Goal of the exercise: All of the data below must be repeated exactly.
_ _ _ _ _ _ _
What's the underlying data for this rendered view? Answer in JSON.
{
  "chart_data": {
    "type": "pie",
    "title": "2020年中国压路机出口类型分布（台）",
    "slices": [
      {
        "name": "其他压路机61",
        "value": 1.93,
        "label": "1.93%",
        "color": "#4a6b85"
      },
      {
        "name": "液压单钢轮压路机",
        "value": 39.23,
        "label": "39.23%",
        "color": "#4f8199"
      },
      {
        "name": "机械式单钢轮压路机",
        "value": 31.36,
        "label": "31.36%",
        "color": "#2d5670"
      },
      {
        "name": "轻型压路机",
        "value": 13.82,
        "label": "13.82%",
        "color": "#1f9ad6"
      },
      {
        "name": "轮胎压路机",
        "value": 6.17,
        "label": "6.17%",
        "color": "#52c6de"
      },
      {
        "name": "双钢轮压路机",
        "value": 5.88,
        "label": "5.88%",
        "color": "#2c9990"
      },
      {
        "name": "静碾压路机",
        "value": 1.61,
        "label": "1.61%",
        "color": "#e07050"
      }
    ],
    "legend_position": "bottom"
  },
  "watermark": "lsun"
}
_ _ _ _ _ _ _
Answer to the task:
What's the underlying data for this rendered view? Answer in JSON.
{
  "chart_data": {
    "type": "pie",
    "title": "2020年中国压路机出口类型分布（台）",
    "slices": [
      {
        "name": "其他压路机61",
        "value": 1.93,
        "label": "1.93%",
        "color": "#4a6b85"
      },
      {
        "name": "液压单钢轮压路机",
        "value": 39.23,
        "label": "39.23%",
        "color": "#4f8199"
      },
      {
        "name": "机械式单钢轮压路机",
        "value": 31.36,
        "label": "31.36%",
        "color": "#2d5670"
      },
      {
        "name": "轻型压路机",
        "value": 13.82,
        "label": "13.82%",
        "color": "#1f9ad6"
      },
      {
        "name": "轮胎压路机",
        "value": 6.17,
        "label": "6.17%",
        "color": "#52c6de"
      },
      {
        "name": "双钢轮压路机",
        "value": 5.88,
        "label": "5.88%",
        "color": "#2c9990"
      },
      {
        "name": "静碾压路机",
        "value": 1.61,
        "label": "1.61%",
        "color": "#e07050"
      }
    ],
    "legend_position": "bottom"
  },
  "watermark": "lsun"
}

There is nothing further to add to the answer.